BEGIN PROVIDED TEXT
FDA Adverse Event Malfunction Summary report: N

PALL TRANSFER/FREEZING BAG SET

MDR report key: 1881546 · Received October 25, 2010

Report

Report Number
9617787-2010-00011
Event Type
Malfunction
Date Received
October 25, 2010
Date of Event
August 28, 2010
Report Date
September 30, 2010
Manufacturer
ENSATEC, S.A. DE C.V.
Product Code
KSR
PMA / PMN Number
BK980027
Product Problem
Yes
Report Source
Manufacturer report
Reporter Location
KY, US
Reporter Occupation
HEALTH PROFESSIONAL

Narratives

Additional Manufacturer Narrative · 1

THE INVOLVED DEVICE WAS RETURNED TO ITS MANUFACTURING FACILITY FOR INVESTIGATION. UPON VISUAL INSPECTION OF THE IMPLICATED SAMPLE, OCCLUSION WAS VISIBLE IN THE TUBING'S INTERNAL DIAMETER. SOLVENT WAS VISIBLE INSIDE THE TUBE. THE OCCLUSION WAS LOCATED IN THE TUBING'S END THAT IS BONDED TO THE 2" TUBE THAT GOES TO THE CLX BAG. WATER WAS INTRODUCED TO THE OCCLUDED TUBE SEGMENT AND THE USER-REPORTED BLOCKAGE WAS CONFIRMED. SUCH A BLOCKAGE WOULD NORMALLY BE DETECTED DURING THE OCCLUSION TESTING THAT IS PERFORMED ON EACH PRODUCT. A POSSIBLE ROOT CAUSE COULD BE THAT DURING THE IMPLICATED OCCLUSION TESTING SEVERAL SET ASSEMBLIES WERE LOCATED BEFORE AND AFTER THIS STATION, AND THE TEST OPERATOR COULD HAVE THOUGHT THAT THE IMPLICATED UNIT HAD ALREADY BEEN TESTED AND PASSED, ALTHOUGH IN FACT IT WAS BLOCKED AND WOULD HAVE FAILED THE TEST IF IT HAD INDEED BEEN TESTED. AS CAPA, AN EVALUATION WAS PLANNED TO REPLACE GROUPING OF UNITS TO BE TESTED BY A CONTINUOUS FLOW OF INDIVIDUAL DEVICES AT THE ASSEMBLY STATION. A REVIEW OF THE DEVICE HISTORY RECORD REVEALED THAT THE LOT OF WHICH THE DEVIANT UNIT WAS A MEMBER MET ALL SPECIFICATIONS FOR PRODUCT RELEASE; NO DEVIATIONS WERE REPORTED DURING THE MANUFACTURE OF THIS PRODUCT LOT THAT MAY HAVE CONTRIBUTED TO THIS REPORTED DEVIATION. A SMALL NUMBER OF SIMILAR REPORTS FROM OTHER USERS HAD BEEN RECEIVED DURING THE PAST YEAR. SUMMARY: THE REPORTER'S OBSERVATION WAS CONFIRMED. THE PROXIMATE CAUSE APPEARED TO BE EXCESS SOLVENT APPLIED DURING THE BONDING PROCESS. A CAPA EVALUATION WAS INITIATED. UNLESS SUBSTANTIALLY SIGNIFICANT INFORMATION IS RECEIVED THIS CONSTITUTES A FINAL REPORT.
END PROVIDED TEXT
BEGIN RECORD EXCERPTS
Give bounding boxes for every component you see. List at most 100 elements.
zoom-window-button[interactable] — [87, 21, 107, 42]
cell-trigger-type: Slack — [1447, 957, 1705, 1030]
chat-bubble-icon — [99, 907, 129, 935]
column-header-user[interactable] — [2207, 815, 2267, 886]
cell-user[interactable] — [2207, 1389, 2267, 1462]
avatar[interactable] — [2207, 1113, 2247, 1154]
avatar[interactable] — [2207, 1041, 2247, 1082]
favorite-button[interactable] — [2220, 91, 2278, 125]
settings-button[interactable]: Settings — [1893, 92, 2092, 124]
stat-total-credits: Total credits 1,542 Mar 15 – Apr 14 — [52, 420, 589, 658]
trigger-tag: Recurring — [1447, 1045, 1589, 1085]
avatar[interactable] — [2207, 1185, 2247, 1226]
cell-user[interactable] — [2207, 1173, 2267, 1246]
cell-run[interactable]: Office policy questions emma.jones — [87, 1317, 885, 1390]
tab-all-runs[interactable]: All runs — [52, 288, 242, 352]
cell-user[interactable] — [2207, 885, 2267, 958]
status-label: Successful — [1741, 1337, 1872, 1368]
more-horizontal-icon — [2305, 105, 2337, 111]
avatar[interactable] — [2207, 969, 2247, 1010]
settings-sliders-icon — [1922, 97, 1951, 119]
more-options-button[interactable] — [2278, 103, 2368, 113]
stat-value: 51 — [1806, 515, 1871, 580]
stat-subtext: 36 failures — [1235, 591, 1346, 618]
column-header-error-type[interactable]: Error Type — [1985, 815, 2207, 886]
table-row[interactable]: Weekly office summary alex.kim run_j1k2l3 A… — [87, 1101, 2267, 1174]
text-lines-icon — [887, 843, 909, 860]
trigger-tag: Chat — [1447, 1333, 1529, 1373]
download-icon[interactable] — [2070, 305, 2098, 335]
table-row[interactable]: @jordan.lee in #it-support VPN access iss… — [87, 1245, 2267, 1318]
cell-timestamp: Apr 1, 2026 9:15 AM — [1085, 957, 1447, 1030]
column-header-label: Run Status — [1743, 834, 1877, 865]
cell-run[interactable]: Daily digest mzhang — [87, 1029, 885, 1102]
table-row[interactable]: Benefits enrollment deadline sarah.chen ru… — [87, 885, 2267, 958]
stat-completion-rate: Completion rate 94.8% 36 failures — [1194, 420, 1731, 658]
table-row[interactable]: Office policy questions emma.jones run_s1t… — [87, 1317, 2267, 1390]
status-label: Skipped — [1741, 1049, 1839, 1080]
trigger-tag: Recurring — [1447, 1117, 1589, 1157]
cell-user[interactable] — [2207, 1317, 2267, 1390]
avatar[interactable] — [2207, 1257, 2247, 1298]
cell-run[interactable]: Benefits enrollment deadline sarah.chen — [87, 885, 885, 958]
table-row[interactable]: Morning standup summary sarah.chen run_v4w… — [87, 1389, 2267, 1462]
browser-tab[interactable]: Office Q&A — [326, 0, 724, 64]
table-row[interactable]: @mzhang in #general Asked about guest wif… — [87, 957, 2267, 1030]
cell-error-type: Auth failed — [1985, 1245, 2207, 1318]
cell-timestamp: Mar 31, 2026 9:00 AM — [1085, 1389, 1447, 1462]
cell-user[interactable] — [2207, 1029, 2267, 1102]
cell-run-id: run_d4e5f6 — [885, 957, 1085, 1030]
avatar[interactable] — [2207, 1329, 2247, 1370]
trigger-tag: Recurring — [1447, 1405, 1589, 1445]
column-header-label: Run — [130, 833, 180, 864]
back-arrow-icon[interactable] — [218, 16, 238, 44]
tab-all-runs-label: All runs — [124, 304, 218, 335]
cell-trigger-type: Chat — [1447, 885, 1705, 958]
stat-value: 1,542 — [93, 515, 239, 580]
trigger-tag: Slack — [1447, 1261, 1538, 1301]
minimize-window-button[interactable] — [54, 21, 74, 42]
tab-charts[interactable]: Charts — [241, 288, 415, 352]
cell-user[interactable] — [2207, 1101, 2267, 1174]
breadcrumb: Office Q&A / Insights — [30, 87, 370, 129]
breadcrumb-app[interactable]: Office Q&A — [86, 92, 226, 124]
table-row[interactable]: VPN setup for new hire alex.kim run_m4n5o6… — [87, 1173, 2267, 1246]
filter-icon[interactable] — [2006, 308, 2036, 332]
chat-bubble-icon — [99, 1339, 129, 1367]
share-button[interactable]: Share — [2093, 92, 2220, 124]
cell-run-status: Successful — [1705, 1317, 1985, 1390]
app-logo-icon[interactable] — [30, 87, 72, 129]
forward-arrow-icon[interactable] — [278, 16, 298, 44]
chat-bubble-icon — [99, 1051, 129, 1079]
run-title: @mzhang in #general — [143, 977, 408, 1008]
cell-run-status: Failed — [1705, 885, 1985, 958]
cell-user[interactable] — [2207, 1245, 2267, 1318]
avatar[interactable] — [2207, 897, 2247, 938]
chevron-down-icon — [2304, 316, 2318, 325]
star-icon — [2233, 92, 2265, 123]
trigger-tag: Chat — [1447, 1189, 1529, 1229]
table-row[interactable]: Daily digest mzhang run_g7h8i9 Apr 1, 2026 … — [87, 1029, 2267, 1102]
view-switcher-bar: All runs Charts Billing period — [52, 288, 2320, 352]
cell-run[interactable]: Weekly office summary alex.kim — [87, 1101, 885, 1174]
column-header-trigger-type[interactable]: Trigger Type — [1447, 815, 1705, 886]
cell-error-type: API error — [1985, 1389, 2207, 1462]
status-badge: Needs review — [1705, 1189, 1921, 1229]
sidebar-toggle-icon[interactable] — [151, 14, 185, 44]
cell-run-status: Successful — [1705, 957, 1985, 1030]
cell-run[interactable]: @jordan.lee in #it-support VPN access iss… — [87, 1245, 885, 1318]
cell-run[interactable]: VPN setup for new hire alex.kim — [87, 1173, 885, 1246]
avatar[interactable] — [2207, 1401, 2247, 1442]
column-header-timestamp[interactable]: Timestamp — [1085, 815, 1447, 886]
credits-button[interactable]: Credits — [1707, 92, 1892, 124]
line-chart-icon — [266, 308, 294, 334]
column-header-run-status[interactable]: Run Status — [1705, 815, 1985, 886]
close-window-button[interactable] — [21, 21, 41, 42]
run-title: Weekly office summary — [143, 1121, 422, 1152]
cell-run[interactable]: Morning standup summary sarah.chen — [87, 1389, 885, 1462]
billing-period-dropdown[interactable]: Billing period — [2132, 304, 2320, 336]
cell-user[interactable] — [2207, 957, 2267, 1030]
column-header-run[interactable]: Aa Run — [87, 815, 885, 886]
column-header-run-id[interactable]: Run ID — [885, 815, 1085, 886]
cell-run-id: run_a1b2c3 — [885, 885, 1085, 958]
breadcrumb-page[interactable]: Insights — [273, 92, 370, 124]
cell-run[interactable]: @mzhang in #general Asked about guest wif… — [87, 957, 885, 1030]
END RECORD EXCERPTS
EXERCISE PROMPT: Transcribe the FDA malfunction report between "Report Number" and "S.A. DE C.V.", inclusive.

TASK RESPONSE:
Report Number
9617787-2010-00011
Event Type
Malfunction
Date Received
October 25, 2010
Date of Event
August 28, 2010
Report Date
September 30, 2010
Manufacturer
ENSATEC, S.A. DE C.V.